EXERCISE DESCRIPTION
Which lines in the records below contain the word "this"? Copy each of them.

═════ DATA PROVIDED ═════

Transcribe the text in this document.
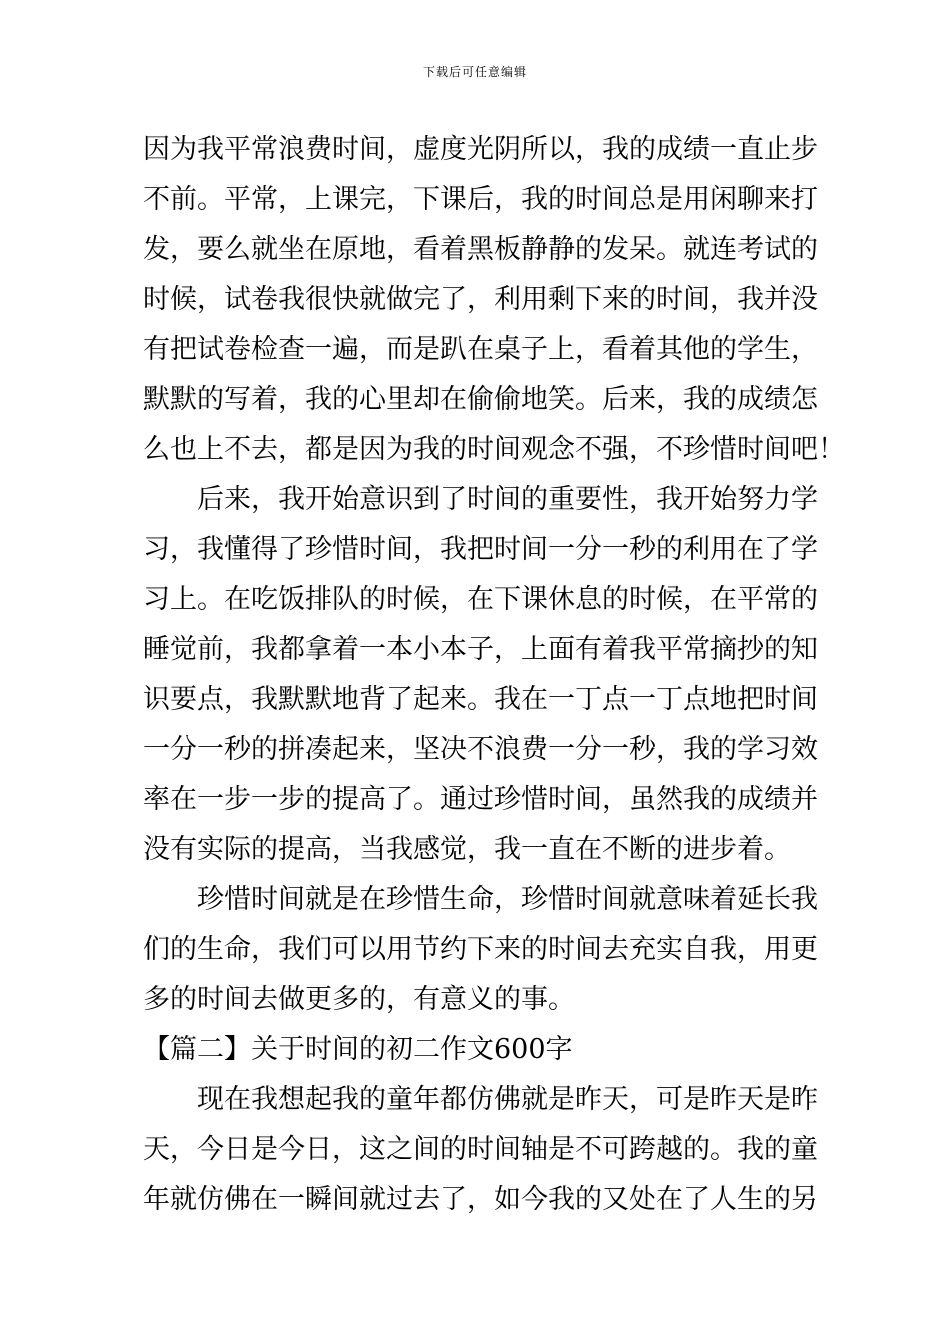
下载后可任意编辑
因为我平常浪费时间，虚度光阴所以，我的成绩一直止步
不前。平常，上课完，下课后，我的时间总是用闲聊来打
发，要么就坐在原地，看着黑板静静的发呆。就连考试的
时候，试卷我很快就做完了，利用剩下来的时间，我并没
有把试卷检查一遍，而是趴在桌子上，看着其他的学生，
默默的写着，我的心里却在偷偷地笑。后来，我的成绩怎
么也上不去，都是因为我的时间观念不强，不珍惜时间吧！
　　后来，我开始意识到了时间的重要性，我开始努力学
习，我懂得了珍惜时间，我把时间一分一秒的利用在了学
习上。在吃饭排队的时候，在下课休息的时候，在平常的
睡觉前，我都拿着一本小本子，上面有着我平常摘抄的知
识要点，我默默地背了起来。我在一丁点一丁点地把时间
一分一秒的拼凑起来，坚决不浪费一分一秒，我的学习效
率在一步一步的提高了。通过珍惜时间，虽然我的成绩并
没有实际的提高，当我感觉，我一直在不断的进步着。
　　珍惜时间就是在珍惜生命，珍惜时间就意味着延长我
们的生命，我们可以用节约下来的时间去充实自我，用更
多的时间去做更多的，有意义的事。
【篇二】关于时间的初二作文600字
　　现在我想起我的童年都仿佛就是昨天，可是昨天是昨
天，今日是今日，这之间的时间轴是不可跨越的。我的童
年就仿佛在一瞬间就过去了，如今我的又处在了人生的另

═════
═════ DATA PROVIDED ═════

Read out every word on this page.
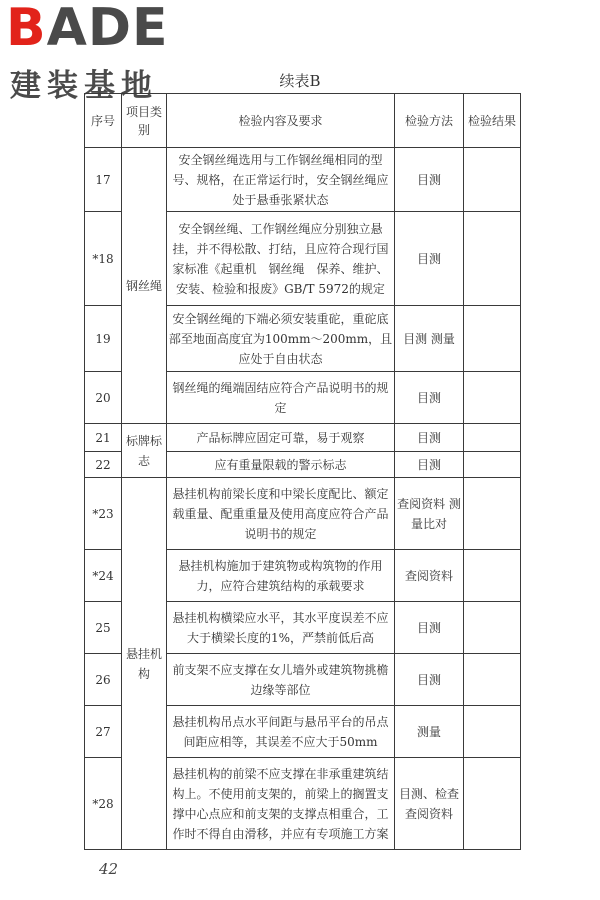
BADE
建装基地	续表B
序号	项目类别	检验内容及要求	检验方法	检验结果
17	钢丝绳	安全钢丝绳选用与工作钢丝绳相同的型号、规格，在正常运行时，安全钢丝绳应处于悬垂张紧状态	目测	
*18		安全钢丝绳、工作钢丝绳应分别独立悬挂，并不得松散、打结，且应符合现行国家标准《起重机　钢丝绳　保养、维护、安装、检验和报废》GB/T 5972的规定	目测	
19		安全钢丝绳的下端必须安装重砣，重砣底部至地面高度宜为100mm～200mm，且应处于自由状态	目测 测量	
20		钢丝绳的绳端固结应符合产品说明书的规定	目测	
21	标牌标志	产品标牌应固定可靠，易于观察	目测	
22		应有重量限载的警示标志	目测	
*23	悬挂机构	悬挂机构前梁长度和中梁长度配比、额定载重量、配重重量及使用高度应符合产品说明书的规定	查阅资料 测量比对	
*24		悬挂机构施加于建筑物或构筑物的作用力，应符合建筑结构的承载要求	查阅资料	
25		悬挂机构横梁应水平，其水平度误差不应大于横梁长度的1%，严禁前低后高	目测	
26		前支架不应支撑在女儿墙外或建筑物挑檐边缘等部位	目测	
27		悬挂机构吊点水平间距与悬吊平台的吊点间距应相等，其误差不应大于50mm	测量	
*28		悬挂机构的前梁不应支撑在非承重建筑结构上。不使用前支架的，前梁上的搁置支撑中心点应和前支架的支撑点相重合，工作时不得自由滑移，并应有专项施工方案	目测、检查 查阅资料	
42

═════

OUTPUT
Transcribe the text in this document.
Read out every word on this page.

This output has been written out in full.